**Task prompt**
Transcribe the material verbatim in full; the pictures do not belong in the copy.

[Dataset records on visual material]
--- start ---

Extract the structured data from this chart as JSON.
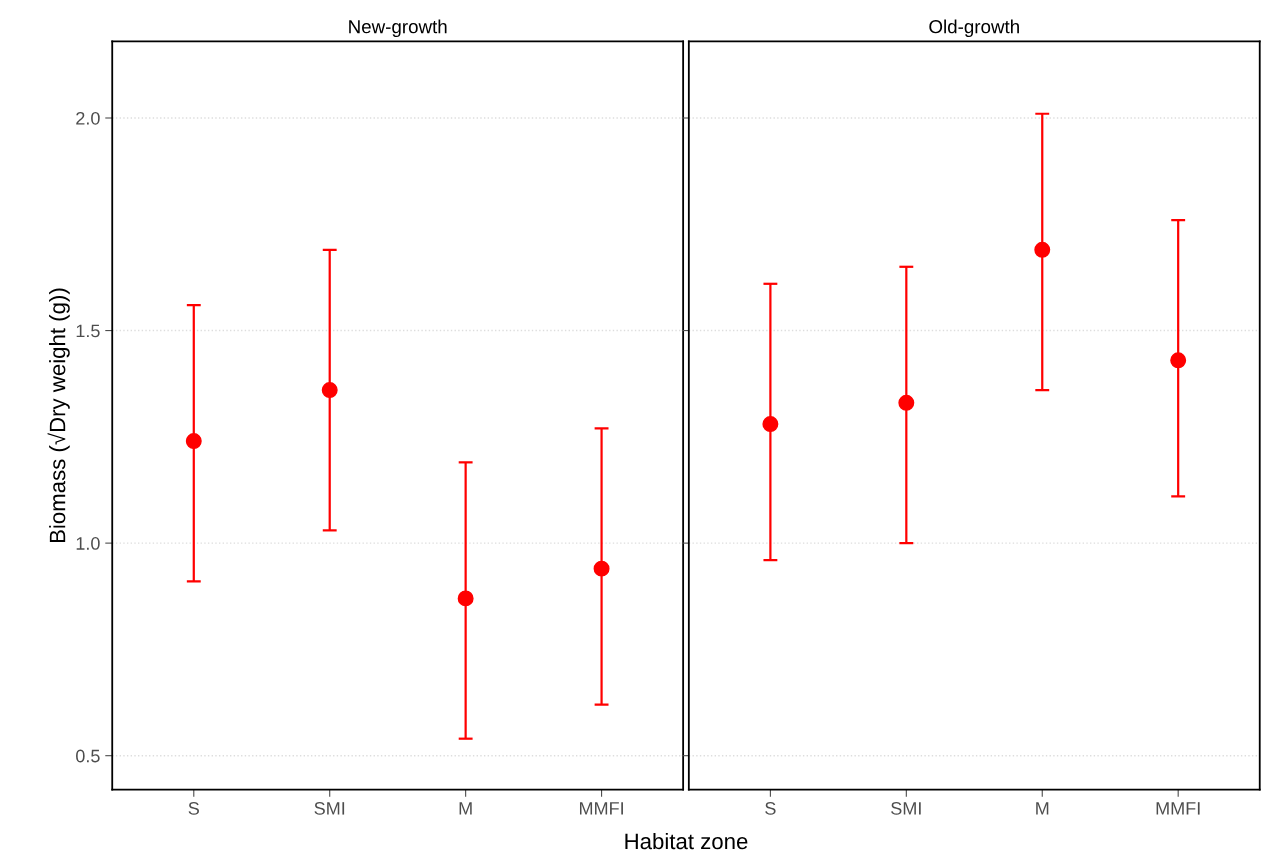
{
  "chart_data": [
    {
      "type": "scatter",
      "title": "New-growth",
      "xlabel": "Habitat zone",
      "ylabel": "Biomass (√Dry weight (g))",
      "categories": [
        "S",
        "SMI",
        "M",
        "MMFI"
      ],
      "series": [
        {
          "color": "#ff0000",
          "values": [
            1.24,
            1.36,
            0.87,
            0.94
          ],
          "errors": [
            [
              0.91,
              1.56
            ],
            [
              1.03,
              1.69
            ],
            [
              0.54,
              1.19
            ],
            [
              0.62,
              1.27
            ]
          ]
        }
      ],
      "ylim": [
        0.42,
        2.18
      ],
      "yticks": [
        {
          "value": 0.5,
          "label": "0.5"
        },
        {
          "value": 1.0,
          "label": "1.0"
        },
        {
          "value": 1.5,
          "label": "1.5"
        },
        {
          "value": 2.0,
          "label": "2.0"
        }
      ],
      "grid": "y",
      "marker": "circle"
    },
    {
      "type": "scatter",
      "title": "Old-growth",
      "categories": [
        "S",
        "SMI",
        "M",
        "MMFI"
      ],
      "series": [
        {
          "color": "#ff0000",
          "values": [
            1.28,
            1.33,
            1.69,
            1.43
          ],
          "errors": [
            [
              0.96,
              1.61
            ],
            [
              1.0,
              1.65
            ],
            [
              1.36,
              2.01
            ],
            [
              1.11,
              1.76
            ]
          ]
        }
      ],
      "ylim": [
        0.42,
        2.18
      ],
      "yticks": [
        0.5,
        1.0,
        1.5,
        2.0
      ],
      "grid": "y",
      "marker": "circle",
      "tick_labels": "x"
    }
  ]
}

--- end ---

**Full answer**
Extract the structured data from this chart as JSON.
{
  "chart_data": [
    {
      "type": "scatter",
      "title": "New-growth",
      "xlabel": "Habitat zone",
      "ylabel": "Biomass (√Dry weight (g))",
      "categories": [
        "S",
        "SMI",
        "M",
        "MMFI"
      ],
      "series": [
        {
          "color": "#ff0000",
          "values": [
            1.24,
            1.36,
            0.87,
            0.94
          ],
          "errors": [
            [
              0.91,
              1.56
            ],
            [
              1.03,
              1.69
            ],
            [
              0.54,
              1.19
            ],
            [
              0.62,
              1.27
            ]
          ]
        }
      ],
      "ylim": [
        0.42,
        2.18
      ],
      "yticks": [
        {
          "value": 0.5,
          "label": "0.5"
        },
        {
          "value": 1.0,
          "label": "1.0"
        },
        {
          "value": 1.5,
          "label": "1.5"
        },
        {
          "value": 2.0,
          "label": "2.0"
        }
      ],
      "grid": "y",
      "marker": "circle"
    },
    {
      "type": "scatter",
      "title": "Old-growth",
      "categories": [
        "S",
        "SMI",
        "M",
        "MMFI"
      ],
      "series": [
        {
          "color": "#ff0000",
          "values": [
            1.28,
            1.33,
            1.69,
            1.43
          ],
          "errors": [
            [
              0.96,
              1.61
            ],
            [
              1.0,
              1.65
            ],
            [
              1.36,
              2.01
            ],
            [
              1.11,
              1.76
            ]
          ]
        }
      ],
      "ylim": [
        0.42,
        2.18
      ],
      "yticks": [
        0.5,
        1.0,
        1.5,
        2.0
      ],
      "grid": "y",
      "marker": "circle",
      "tick_labels": "x"
    }
  ]
}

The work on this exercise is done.